- PROMPT
Lines that include the word "true" are the ones to copy.

Records that describe figures
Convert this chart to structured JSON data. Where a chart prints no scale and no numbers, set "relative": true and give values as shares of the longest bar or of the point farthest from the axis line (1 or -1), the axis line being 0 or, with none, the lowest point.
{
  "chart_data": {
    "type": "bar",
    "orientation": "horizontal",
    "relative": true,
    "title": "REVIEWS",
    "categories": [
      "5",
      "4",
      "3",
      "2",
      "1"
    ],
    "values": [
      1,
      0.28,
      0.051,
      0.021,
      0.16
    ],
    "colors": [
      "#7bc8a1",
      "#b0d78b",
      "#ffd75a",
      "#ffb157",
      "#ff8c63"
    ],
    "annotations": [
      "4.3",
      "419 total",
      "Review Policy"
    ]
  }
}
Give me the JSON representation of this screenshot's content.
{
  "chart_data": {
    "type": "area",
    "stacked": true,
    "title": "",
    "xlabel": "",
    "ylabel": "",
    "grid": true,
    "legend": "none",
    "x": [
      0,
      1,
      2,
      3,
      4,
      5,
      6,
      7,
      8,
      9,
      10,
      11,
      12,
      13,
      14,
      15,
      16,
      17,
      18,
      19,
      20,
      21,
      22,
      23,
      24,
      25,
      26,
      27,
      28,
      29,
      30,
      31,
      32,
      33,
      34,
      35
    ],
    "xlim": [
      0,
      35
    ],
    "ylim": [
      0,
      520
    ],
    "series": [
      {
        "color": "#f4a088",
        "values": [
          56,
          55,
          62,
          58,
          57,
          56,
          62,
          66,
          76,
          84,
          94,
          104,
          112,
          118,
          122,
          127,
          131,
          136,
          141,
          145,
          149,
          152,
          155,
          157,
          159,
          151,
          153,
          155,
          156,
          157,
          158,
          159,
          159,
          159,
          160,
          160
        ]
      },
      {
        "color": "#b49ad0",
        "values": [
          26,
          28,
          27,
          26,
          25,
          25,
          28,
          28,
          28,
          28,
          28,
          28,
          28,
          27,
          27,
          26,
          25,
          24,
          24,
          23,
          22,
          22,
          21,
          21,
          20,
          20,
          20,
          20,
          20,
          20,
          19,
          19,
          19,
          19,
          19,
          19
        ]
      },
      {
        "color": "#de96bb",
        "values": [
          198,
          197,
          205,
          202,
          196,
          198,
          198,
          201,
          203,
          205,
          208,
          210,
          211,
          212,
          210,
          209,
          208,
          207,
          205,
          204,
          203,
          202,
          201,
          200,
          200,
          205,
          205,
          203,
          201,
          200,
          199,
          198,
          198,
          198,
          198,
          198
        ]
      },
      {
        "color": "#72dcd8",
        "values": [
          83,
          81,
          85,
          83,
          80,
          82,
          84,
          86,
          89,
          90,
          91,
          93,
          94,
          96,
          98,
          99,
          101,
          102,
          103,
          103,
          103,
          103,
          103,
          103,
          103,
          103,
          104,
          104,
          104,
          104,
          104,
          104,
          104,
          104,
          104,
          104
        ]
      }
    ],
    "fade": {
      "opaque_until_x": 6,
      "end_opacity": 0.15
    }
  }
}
---
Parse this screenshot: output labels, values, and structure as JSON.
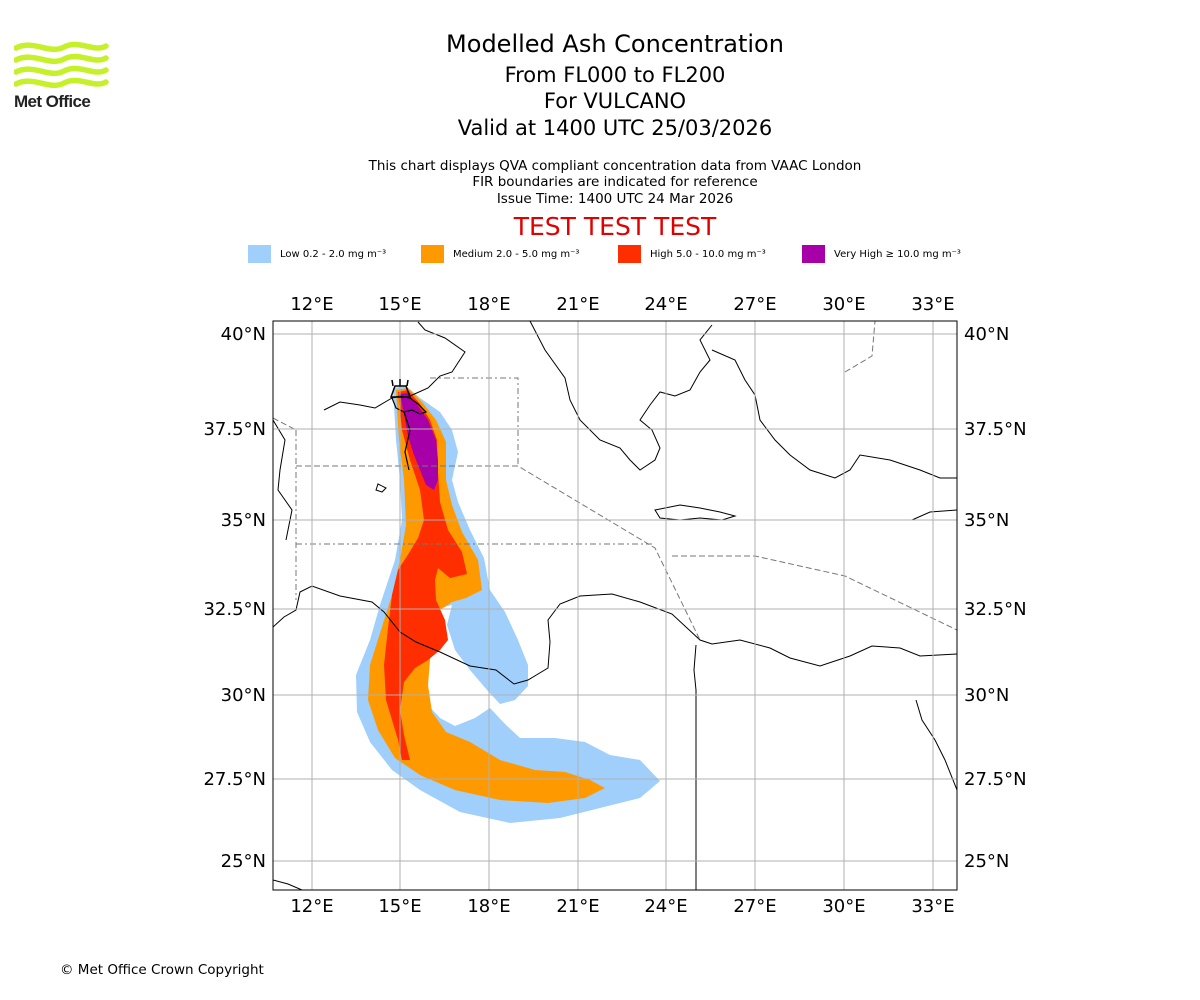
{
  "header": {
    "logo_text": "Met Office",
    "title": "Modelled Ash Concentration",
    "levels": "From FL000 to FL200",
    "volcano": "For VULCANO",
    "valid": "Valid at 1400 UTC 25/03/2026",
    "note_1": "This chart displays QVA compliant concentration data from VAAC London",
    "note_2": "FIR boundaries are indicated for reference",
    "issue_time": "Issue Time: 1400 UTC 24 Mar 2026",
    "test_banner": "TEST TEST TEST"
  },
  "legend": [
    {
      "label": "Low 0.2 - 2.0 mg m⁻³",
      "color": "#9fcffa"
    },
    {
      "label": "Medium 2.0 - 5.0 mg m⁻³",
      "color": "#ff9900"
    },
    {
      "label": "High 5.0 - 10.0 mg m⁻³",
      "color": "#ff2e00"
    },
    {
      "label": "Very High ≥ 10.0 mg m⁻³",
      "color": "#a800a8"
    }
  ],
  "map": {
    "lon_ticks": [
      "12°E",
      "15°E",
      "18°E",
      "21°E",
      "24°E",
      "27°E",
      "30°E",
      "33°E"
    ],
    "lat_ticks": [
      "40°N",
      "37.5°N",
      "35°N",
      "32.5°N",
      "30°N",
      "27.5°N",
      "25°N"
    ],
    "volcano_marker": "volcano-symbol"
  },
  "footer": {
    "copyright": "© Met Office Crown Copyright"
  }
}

- WRITTEN SOLUTION
Convert this chart to structured JSON data. Where a chart prints no scale and no numbers, set "relative": true and give values as shares of the longest bar or of the point farthest from the axis line (1 or -1), the axis line being 0 or, with none, the lowest point.
    "relative": true,
    "stacked": true,
    "grid": true,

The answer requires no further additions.